WRITTEN INSTRUCTION
Repeat the entries below exactly as they appear, with no pictures.

--- start ---

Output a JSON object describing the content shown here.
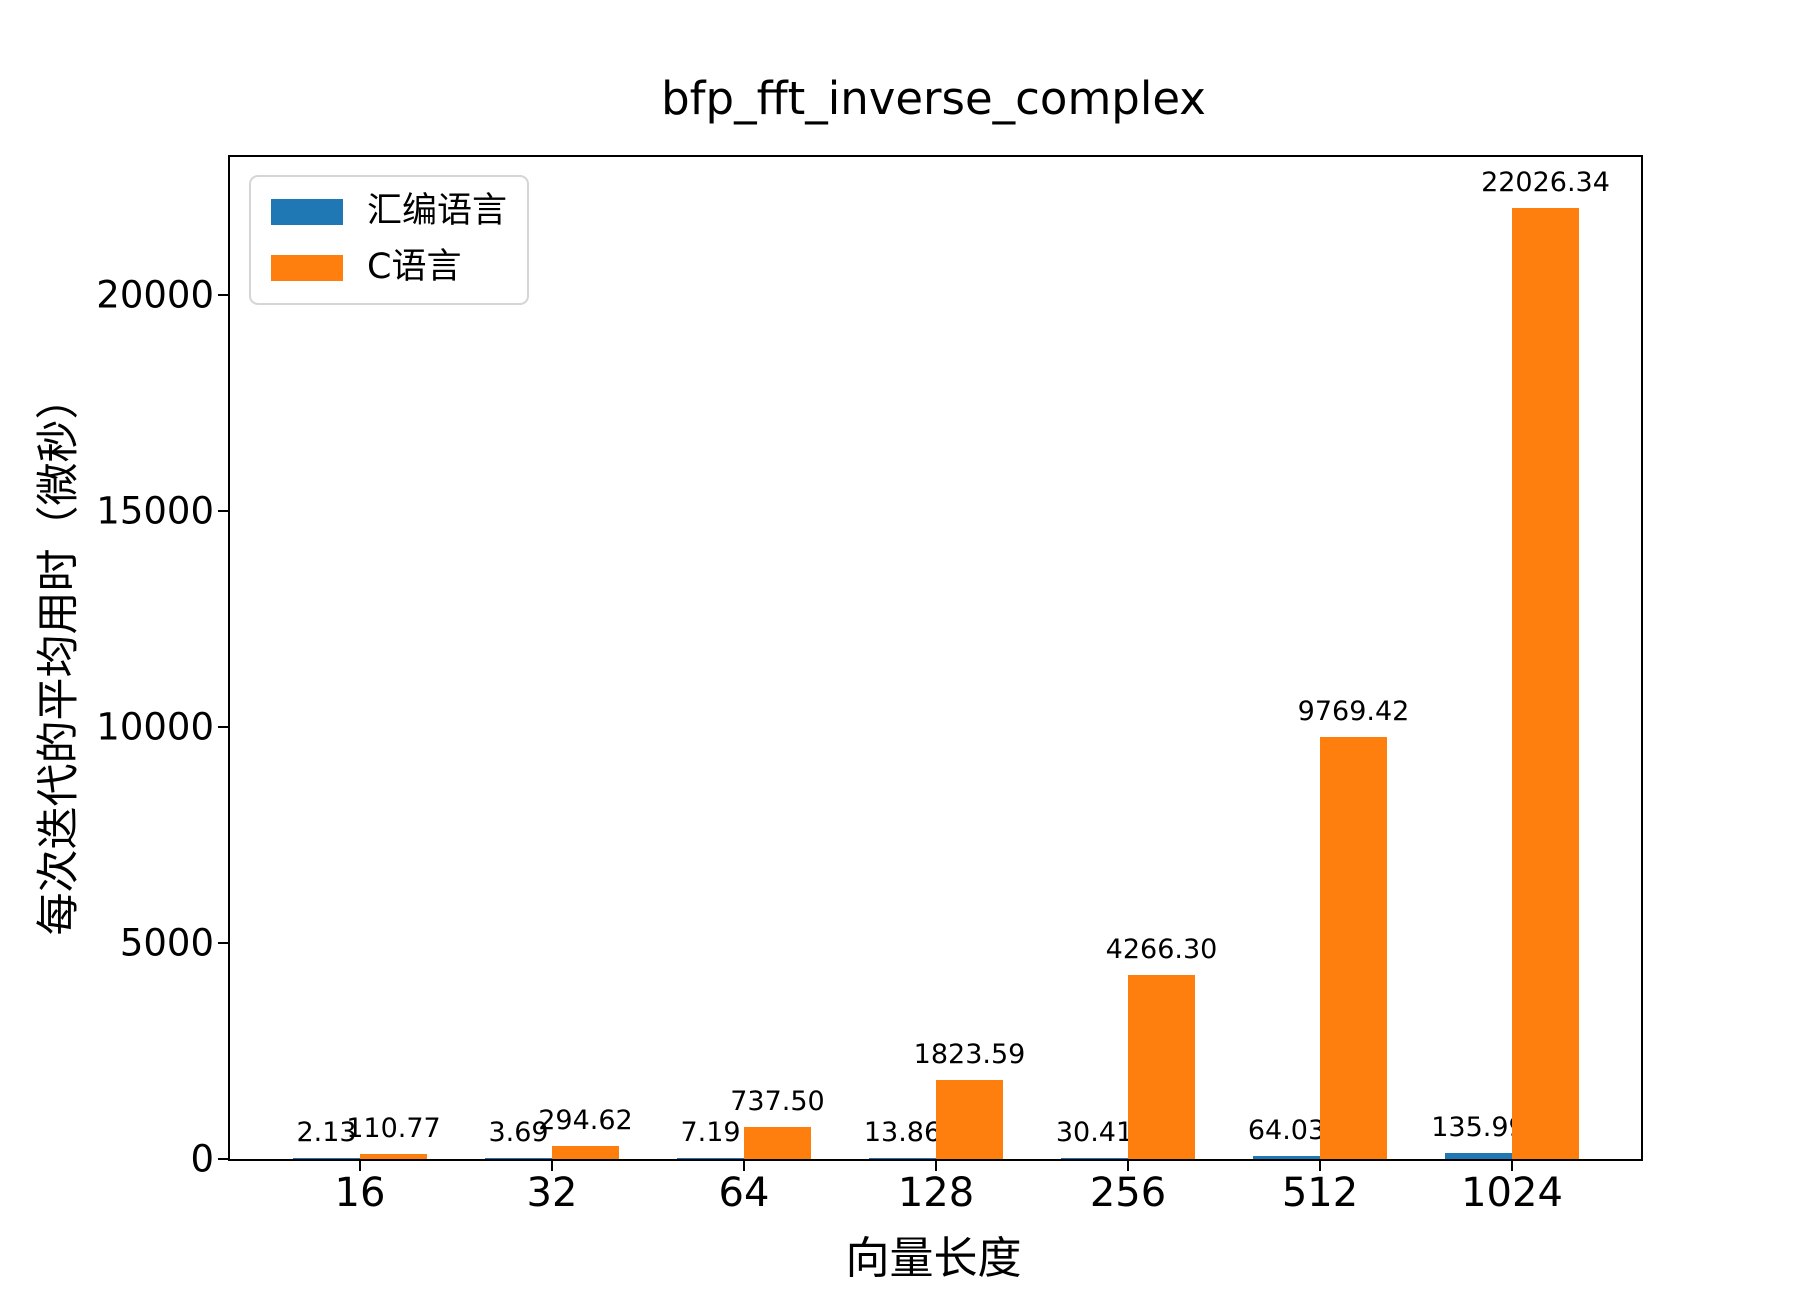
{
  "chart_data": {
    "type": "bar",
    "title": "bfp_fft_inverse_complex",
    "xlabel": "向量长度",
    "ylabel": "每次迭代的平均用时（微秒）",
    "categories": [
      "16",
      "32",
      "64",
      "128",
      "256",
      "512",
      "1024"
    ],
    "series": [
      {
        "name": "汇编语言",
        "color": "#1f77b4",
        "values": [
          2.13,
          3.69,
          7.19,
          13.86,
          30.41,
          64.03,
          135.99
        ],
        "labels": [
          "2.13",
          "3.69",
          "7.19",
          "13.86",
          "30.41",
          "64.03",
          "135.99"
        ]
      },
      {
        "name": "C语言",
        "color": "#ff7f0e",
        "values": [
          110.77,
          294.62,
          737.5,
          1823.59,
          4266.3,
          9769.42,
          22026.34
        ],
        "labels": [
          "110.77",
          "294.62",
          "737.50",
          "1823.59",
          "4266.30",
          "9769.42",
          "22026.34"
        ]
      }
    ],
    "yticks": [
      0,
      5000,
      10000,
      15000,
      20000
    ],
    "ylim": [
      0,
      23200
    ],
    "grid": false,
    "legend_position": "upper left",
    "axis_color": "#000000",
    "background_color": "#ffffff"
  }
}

--- end ---

THE COMPLETED TASK
Output a JSON object describing the content shown here.
{
  "chart_data": {
    "type": "bar",
    "title": "bfp_fft_inverse_complex",
    "xlabel": "向量长度",
    "ylabel": "每次迭代的平均用时（微秒）",
    "categories": [
      "16",
      "32",
      "64",
      "128",
      "256",
      "512",
      "1024"
    ],
    "series": [
      {
        "name": "汇编语言",
        "color": "#1f77b4",
        "values": [
          2.13,
          3.69,
          7.19,
          13.86,
          30.41,
          64.03,
          135.99
        ],
        "labels": [
          "2.13",
          "3.69",
          "7.19",
          "13.86",
          "30.41",
          "64.03",
          "135.99"
        ]
      },
      {
        "name": "C语言",
        "color": "#ff7f0e",
        "values": [
          110.77,
          294.62,
          737.5,
          1823.59,
          4266.3,
          9769.42,
          22026.34
        ],
        "labels": [
          "110.77",
          "294.62",
          "737.50",
          "1823.59",
          "4266.30",
          "9769.42",
          "22026.34"
        ]
      }
    ],
    "yticks": [
      0,
      5000,
      10000,
      15000,
      20000
    ],
    "ylim": [
      0,
      23200
    ],
    "grid": false,
    "legend_position": "upper left",
    "axis_color": "#000000",
    "background_color": "#ffffff"
  }
}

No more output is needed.